(Excerpts from a figure dataset)
=====

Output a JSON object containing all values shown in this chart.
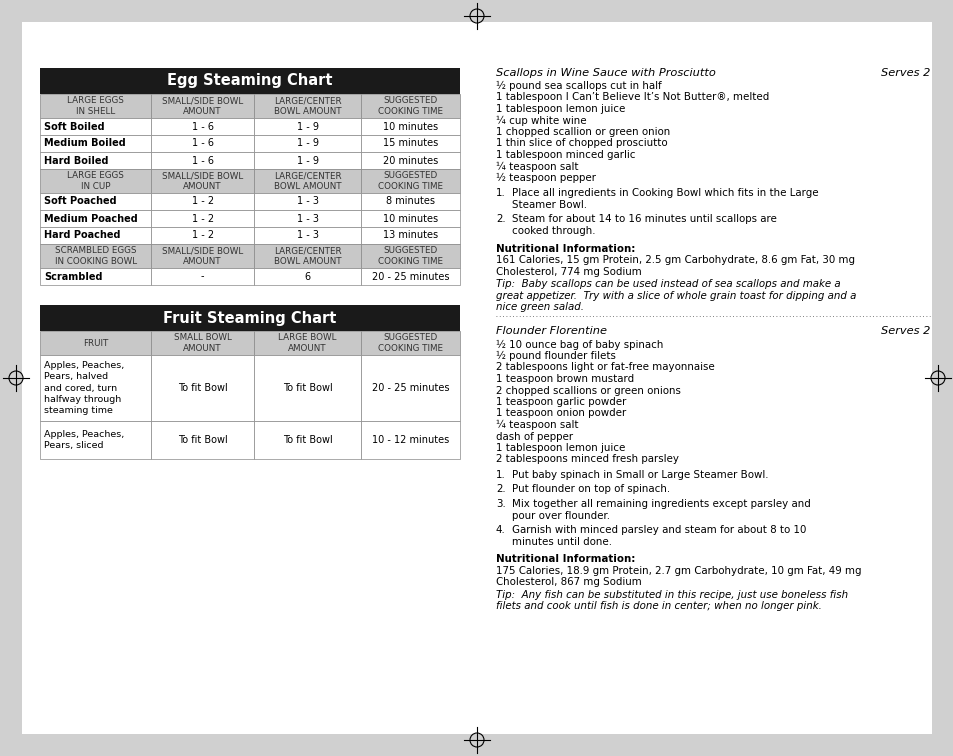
{
  "page_bg": "#d0d0d0",
  "content_bg": "#ffffff",
  "egg_chart_title": "Egg Steaming Chart",
  "egg_header_bg": "#1a1a1a",
  "egg_header_text": "#ffffff",
  "egg_subheader_bg": "#c8c8c8",
  "egg_subheader_text": "#333333",
  "egg_border": "#888888",
  "egg_headers_row1": [
    "LARGE EGGS\nIN SHELL",
    "SMALL/SIDE BOWL\nAMOUNT",
    "LARGE/CENTER\nBOWL AMOUNT",
    "SUGGESTED\nCOOKING TIME"
  ],
  "egg_data_shell": [
    [
      "Soft Boiled",
      "1 - 6",
      "1 - 9",
      "10 minutes"
    ],
    [
      "Medium Boiled",
      "1 - 6",
      "1 - 9",
      "15 minutes"
    ],
    [
      "Hard Boiled",
      "1 - 6",
      "1 - 9",
      "20 minutes"
    ]
  ],
  "egg_headers_row2": [
    "LARGE EGGS\nIN CUP",
    "SMALL/SIDE BOWL\nAMOUNT",
    "LARGE/CENTER\nBOWL AMOUNT",
    "SUGGESTED\nCOOKING TIME"
  ],
  "egg_data_cup": [
    [
      "Soft Poached",
      "1 - 2",
      "1 - 3",
      "8 minutes"
    ],
    [
      "Medium Poached",
      "1 - 2",
      "1 - 3",
      "10 minutes"
    ],
    [
      "Hard Poached",
      "1 - 2",
      "1 - 3",
      "13 minutes"
    ]
  ],
  "egg_headers_row3": [
    "SCRAMBLED EGGS\nIN COOKING BOWL",
    "SMALL/SIDE BOWL\nAMOUNT",
    "LARGE/CENTER\nBOWL AMOUNT",
    "SUGGESTED\nCOOKING TIME"
  ],
  "egg_data_scrambled": [
    [
      "Scrambled",
      "-",
      "6",
      "20 - 25 minutes"
    ]
  ],
  "fruit_chart_title": "Fruit Steaming Chart",
  "fruit_headers": [
    "FRUIT",
    "SMALL BOWL\nAMOUNT",
    "LARGE BOWL\nAMOUNT",
    "SUGGESTED\nCOOKING TIME"
  ],
  "fruit_data": [
    [
      "Apples, Peaches,\nPears, halved\nand cored, turn\nhalfway through\nsteaming time",
      "To fit Bowl",
      "To fit Bowl",
      "20 - 25 minutes"
    ],
    [
      "Apples, Peaches,\nPears, sliced",
      "To fit Bowl",
      "To fit Bowl",
      "10 - 12 minutes"
    ]
  ],
  "recipe1_title": "Scallops in Wine Sauce with Prosciutto",
  "recipe1_serves": "Serves 2",
  "recipe1_ingredients": [
    "½ pound sea scallops cut in half",
    "1 tablespoon I Can’t Believe It’s Not Butter®, melted",
    "1 tablespoon lemon juice",
    "¼ cup white wine",
    "1 chopped scallion or green onion",
    "1 thin slice of chopped prosciutto",
    "1 tablespoon minced garlic",
    "¼ teaspoon salt",
    "½ teaspoon pepper"
  ],
  "recipe1_steps": [
    [
      "1.",
      "Place all ingredients in Cooking Bowl which fits in the Large\nSteamer Bowl."
    ],
    [
      "2.",
      "Steam for about 14 to 16 minutes until scallops are\ncooked through."
    ]
  ],
  "recipe1_nutrition_label": "Nutritional Information:",
  "recipe1_nutrition": "161 Calories, 15 gm Protein, 2.5 gm Carbohydrate, 8.6 gm Fat, 30 mg\nCholesterol, 774 mg Sodium",
  "recipe1_tip": "Tip:  Baby scallops can be used instead of sea scallops and make a\ngreat appetizer.  Try with a slice of whole grain toast for dipping and a\nnice green salad.",
  "recipe2_title": "Flounder Florentine",
  "recipe2_serves": "Serves 2",
  "recipe2_ingredients": [
    "½ 10 ounce bag of baby spinach",
    "½ pound flounder filets",
    "2 tablespoons light or fat-free mayonnaise",
    "1 teaspoon brown mustard",
    "2 chopped scallions or green onions",
    "1 teaspoon garlic powder",
    "1 teaspoon onion powder",
    "¼ teaspoon salt",
    "dash of pepper",
    "1 tablespoon lemon juice",
    "2 tablespoons minced fresh parsley"
  ],
  "recipe2_steps": [
    [
      "1.",
      "Put baby spinach in Small or Large Steamer Bowl."
    ],
    [
      "2.",
      "Put flounder on top of spinach."
    ],
    [
      "3.",
      "Mix together all remaining ingredients except parsley and\npour over flounder."
    ],
    [
      "4.",
      "Garnish with minced parsley and steam for about 8 to 10\nminutes until done."
    ]
  ],
  "recipe2_nutrition_label": "Nutritional Information:",
  "recipe2_nutrition": "175 Calories, 18.9 gm Protein, 2.7 gm Carbohydrate, 10 gm Fat, 49 mg\nCholesterol, 867 mg Sodium",
  "recipe2_tip": "Tip:  Any fish can be substituted in this recipe, just use boneless fish\nfilets and cook until fish is done in center; when no longer pink."
}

=====

EXERCISE DETAILS: Please copy out each line in the entries that mentions the string "until".

TASK RESULT:
      "Steam for about 14 to 16 minutes until scallops are\ncooked through."
      "Garnish with minced parsley and steam for about 8 to 10\nminutes until done."
  "recipe2_tip": "Tip:  Any fish can be substituted in this recipe, just use boneless fish\nfilets and cook until fish is done in center; when no longer pink."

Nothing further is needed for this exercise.